Supplied data:
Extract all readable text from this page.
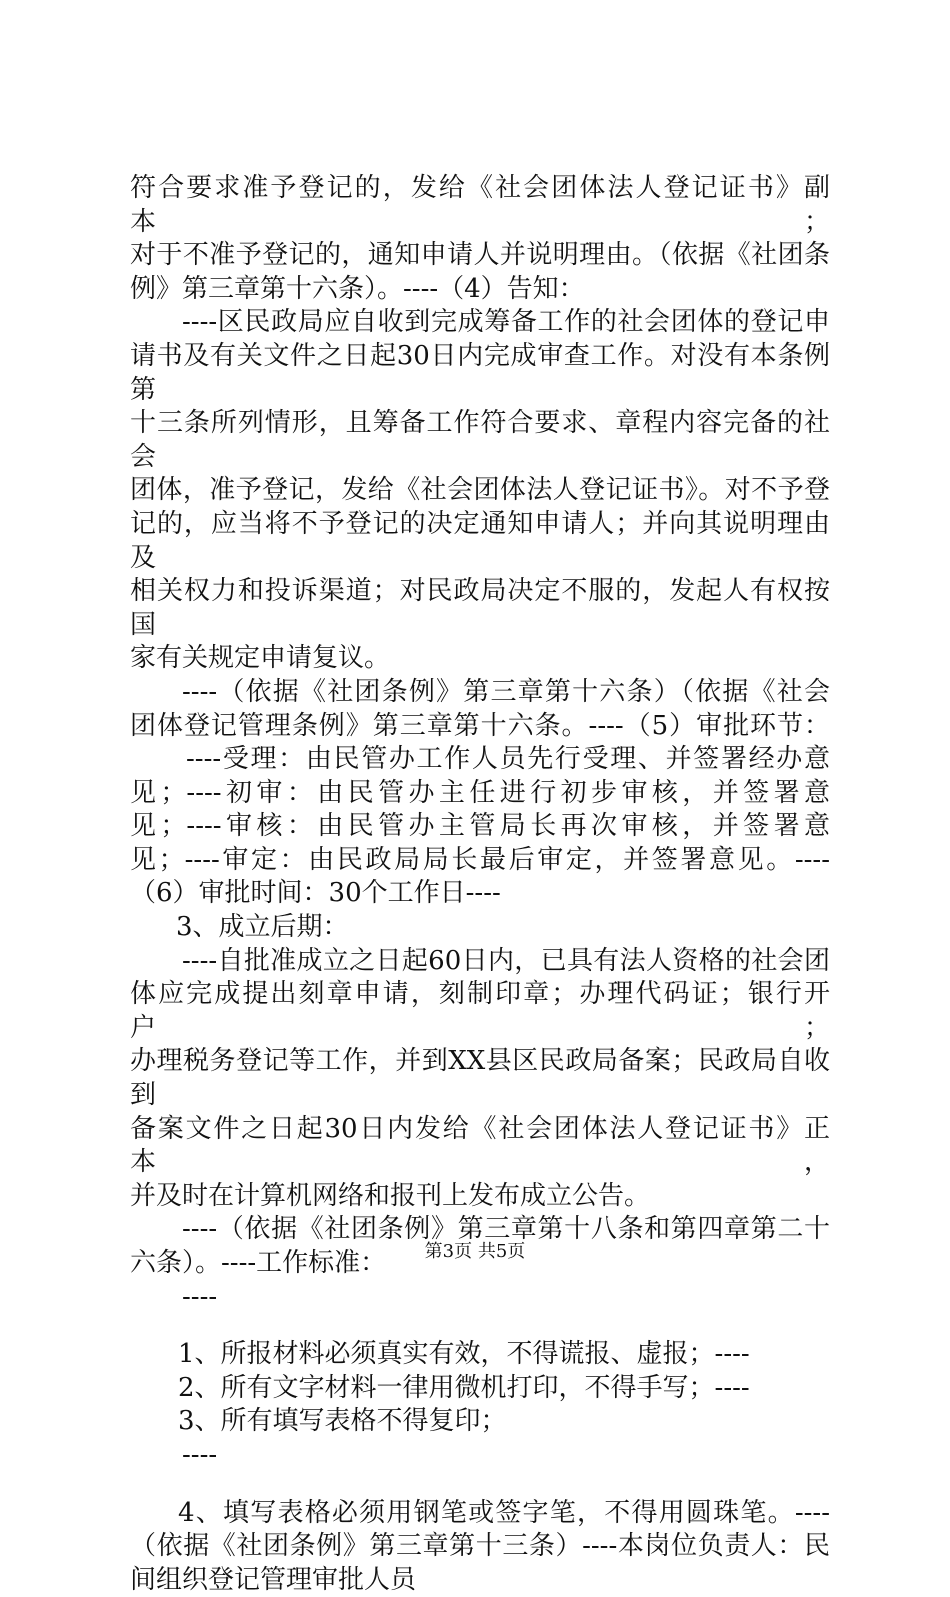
符合要求准予登记的，发给《社会团体法人登记证书》副本；
对于不准予登记的，通知申请人并说明理由。（依据《社团条
例》第三章第十六条）。----（4）告知：
----区民政局应自收到完成筹备工作的社会团体的登记申
请书及有关文件之日起30日内完成审查工作。对没有本条例第
十三条所列情形，且筹备工作符合要求、章程内容完备的社会
团体，准予登记，发给《社会团体法人登记证书》。对不予登
记的，应当将不予登记的决定通知申请人；并向其说明理由及
相关权力和投诉渠道；对民政局决定不服的，发起人有权按国
家有关规定申请复议。
----（依据《社团条例》第三章第十六条）（依据《社会
团体登记管理条例》第三章第十六条。----（5）审批环节：
----受理：由民管办工作人员先行受理、并签署经办意
见；----初审：由民管办主任进行初步审核，并签署意
见；----审核：由民管办主管局长再次审核，并签署意
见；----审定：由民政局局长最后审定，并签署意见。----
（6）审批时间：30个工作日----
3、成立后期：
----自批准成立之日起60日内，已具有法人资格的社会团
体应完成提出刻章申请，刻制印章；办理代码证；银行开户；
办理税务登记等工作，并到XX县区民政局备案；民政局自收到
备案文件之日起30日内发给《社会团体法人登记证书》正本，
并及时在计算机网络和报刊上发布成立公告。
----（依据《社团条例》第三章第十八条和第四章第二十
六条）。----工作标准：
----
1、所报材料必须真实有效，不得谎报、虚报；----
2、所有文字材料一律用微机打印，不得手写；----
3、所有填写表格不得复印；
----
4、填写表格必须用钢笔或签字笔，不得用圆珠笔。----
（依据《社团条例》第三章第十三条）----本岗位负责人：民
间组织登记管理审批人员
第3页 共5页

Aim:
Scan the material above. Return every line containing the string "社团条例".

Complete answer:
----（依据《社团条例》第三章第十六条）（依据《社会
----（依据《社团条例》第三章第十八条和第四章第二十
（依据《社团条例》第三章第十三条）----本岗位负责人：民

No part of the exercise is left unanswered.